■ **Entries taken from a collection**:
* START *
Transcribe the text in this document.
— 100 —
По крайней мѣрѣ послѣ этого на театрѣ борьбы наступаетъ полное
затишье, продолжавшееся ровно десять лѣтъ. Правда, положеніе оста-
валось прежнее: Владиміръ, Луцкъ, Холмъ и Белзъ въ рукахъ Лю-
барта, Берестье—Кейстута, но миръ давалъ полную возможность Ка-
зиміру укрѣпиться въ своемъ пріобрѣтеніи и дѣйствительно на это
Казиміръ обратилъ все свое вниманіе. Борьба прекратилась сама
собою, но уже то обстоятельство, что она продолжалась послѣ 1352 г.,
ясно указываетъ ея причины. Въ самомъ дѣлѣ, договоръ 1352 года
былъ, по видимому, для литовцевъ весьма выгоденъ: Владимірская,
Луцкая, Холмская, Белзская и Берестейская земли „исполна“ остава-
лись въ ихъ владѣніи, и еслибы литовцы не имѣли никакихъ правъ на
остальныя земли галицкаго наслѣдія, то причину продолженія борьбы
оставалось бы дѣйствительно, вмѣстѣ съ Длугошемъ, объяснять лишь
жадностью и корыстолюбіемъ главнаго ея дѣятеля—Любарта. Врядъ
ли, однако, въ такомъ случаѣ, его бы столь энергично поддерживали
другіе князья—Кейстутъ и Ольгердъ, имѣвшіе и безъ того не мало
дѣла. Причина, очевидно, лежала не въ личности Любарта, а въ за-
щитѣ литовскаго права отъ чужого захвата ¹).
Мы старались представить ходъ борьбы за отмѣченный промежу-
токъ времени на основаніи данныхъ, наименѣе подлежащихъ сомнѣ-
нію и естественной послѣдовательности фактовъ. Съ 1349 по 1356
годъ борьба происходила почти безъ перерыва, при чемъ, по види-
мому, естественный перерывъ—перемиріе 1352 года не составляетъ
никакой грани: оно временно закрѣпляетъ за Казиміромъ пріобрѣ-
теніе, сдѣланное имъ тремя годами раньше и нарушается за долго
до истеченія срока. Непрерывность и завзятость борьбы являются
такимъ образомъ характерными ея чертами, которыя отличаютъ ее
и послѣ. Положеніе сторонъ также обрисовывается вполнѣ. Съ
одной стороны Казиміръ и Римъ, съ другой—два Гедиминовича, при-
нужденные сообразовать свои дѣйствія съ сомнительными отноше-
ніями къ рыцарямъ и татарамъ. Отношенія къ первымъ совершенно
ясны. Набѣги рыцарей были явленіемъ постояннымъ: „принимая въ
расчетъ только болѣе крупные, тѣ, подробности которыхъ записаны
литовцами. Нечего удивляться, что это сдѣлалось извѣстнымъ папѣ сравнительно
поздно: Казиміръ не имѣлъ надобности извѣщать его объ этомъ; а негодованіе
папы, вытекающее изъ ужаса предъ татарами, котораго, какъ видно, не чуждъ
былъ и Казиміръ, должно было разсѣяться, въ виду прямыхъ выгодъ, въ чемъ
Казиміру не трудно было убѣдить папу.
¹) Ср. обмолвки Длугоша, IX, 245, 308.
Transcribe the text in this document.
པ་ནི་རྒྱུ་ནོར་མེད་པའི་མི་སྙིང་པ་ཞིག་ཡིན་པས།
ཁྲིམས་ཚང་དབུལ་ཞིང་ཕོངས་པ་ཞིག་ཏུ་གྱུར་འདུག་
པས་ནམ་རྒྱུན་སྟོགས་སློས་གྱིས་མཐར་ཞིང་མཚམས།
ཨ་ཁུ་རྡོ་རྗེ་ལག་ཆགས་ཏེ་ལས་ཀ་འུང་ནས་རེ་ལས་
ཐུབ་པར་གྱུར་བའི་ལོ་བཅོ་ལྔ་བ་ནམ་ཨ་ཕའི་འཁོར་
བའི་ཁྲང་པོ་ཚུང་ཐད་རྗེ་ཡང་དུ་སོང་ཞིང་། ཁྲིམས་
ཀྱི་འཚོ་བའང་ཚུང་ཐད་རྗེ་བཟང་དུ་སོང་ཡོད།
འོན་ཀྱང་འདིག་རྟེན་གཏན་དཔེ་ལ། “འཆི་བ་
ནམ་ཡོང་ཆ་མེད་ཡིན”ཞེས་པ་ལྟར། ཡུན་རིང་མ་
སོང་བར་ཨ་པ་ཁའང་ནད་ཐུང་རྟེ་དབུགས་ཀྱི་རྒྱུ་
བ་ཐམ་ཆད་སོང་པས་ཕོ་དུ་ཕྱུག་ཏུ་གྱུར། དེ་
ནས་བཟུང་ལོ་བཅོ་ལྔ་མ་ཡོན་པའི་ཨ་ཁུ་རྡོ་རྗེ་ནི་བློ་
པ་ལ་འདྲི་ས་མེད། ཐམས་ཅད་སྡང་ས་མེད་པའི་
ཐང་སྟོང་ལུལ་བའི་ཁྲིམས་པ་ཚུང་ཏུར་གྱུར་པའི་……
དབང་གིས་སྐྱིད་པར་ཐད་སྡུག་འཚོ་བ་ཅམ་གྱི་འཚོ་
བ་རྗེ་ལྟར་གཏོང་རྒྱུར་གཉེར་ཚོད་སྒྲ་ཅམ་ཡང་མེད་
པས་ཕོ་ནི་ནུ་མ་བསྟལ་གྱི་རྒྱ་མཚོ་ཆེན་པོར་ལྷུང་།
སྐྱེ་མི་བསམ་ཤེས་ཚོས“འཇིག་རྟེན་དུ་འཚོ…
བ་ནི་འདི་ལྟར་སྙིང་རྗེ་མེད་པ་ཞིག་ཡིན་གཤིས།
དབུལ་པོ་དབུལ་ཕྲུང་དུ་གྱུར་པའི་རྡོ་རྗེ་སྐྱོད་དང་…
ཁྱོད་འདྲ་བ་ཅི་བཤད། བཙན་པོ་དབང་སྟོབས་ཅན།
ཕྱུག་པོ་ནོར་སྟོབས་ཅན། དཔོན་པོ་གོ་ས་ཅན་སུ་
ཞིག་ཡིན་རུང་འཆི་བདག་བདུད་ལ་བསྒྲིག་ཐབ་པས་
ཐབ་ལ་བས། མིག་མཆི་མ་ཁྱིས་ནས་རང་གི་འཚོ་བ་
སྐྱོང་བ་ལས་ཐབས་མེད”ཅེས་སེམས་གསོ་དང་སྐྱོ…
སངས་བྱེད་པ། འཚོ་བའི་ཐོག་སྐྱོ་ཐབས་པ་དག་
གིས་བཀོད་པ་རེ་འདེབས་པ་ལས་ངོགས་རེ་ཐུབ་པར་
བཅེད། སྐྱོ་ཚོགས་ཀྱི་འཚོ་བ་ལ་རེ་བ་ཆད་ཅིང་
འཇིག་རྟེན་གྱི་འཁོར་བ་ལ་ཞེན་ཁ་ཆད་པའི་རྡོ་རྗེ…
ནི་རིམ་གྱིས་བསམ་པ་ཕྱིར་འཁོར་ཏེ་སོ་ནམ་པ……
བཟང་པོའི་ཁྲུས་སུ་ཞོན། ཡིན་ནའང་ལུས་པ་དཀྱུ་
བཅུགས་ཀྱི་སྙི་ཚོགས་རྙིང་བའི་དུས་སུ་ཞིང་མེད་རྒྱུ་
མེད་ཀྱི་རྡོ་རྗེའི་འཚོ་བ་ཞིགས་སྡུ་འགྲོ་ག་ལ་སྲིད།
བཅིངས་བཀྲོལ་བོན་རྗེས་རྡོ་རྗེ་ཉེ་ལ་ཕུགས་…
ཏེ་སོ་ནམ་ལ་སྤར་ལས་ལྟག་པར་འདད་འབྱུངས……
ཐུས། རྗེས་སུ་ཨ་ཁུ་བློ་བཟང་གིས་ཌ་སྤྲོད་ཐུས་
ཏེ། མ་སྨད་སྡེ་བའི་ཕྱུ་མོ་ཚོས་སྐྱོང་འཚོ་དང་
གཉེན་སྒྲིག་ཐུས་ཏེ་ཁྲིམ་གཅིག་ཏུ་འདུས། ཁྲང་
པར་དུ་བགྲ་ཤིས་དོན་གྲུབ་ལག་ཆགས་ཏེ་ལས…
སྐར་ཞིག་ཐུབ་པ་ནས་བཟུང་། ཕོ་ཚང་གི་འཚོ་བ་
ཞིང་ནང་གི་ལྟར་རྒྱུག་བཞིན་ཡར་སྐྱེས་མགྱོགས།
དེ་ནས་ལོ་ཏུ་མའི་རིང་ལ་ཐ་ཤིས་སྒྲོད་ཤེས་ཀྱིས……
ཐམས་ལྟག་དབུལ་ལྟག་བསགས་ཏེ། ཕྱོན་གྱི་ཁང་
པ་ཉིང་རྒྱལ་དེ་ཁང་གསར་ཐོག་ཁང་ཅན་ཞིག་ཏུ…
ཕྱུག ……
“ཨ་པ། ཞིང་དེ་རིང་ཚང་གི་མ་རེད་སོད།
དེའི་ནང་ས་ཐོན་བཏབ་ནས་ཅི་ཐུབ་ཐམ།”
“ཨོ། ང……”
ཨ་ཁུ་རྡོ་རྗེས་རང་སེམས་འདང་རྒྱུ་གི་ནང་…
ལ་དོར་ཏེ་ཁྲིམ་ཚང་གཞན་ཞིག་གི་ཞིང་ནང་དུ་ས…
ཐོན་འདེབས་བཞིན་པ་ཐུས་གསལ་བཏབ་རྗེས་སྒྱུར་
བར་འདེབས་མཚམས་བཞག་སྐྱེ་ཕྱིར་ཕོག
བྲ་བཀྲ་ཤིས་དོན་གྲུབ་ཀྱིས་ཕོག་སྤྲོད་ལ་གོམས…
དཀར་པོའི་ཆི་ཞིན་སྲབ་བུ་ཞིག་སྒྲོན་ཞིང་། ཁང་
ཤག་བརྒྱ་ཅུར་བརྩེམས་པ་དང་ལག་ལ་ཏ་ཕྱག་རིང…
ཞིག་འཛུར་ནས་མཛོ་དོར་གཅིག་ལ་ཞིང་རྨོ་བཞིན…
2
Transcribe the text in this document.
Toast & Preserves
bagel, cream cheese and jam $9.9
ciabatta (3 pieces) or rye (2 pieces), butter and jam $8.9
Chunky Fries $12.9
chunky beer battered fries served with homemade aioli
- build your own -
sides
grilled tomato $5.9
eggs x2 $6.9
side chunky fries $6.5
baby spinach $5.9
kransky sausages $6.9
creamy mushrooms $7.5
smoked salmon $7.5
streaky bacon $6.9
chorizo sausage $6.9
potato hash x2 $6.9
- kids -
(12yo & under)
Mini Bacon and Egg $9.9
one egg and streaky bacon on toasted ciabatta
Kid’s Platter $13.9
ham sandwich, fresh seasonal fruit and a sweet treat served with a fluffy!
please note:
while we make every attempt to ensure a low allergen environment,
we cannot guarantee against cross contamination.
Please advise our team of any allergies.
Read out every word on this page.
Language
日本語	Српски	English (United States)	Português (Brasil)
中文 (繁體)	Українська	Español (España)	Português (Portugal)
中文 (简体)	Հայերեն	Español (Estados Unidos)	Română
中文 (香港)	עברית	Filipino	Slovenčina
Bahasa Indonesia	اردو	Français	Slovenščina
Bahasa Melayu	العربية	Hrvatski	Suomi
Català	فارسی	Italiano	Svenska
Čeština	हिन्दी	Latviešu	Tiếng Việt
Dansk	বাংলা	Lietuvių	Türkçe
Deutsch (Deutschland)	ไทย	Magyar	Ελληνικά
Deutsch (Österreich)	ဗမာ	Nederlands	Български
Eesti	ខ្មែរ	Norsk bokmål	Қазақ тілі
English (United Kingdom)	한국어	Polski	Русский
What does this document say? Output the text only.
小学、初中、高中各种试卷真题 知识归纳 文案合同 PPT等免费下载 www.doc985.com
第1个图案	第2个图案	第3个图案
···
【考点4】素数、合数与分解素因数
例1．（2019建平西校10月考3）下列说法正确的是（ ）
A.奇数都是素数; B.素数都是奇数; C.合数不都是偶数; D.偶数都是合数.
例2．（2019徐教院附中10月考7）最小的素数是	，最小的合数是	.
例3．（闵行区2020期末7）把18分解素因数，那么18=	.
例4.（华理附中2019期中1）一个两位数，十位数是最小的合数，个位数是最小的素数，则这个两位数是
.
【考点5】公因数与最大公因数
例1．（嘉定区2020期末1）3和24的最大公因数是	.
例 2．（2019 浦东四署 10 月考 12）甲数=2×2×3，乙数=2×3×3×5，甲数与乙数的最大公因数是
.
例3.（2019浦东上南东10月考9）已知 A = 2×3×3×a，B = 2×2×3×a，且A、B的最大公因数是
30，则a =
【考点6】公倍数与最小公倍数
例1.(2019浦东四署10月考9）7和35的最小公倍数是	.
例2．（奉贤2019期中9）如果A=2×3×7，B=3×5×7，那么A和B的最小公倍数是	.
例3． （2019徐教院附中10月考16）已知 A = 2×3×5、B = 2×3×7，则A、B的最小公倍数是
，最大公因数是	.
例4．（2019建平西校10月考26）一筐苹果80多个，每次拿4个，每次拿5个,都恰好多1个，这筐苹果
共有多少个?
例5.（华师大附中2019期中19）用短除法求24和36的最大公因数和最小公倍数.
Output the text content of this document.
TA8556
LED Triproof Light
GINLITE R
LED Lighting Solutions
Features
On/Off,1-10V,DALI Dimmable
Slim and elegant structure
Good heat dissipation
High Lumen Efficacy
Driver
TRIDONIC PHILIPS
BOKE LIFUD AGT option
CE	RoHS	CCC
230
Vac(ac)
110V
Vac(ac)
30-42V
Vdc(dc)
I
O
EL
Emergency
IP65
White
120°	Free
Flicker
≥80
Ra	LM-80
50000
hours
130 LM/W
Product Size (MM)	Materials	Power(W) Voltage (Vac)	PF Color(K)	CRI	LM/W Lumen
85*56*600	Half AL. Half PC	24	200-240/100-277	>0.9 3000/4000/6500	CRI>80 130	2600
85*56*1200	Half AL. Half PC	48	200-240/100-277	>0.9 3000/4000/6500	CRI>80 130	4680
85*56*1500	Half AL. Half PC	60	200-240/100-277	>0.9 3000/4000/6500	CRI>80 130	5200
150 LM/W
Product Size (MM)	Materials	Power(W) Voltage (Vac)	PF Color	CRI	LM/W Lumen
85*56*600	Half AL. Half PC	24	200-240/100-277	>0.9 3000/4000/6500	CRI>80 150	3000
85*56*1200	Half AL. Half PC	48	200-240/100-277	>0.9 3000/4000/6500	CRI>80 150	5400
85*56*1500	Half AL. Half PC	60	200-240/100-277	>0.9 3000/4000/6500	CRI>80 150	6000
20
* END *
■ **SET EXERCISE**: Within the listing above, work out how many lines contain the string "Output", and reply with that number only.

■ **ANSWER TO THIS EXERCISE**: 2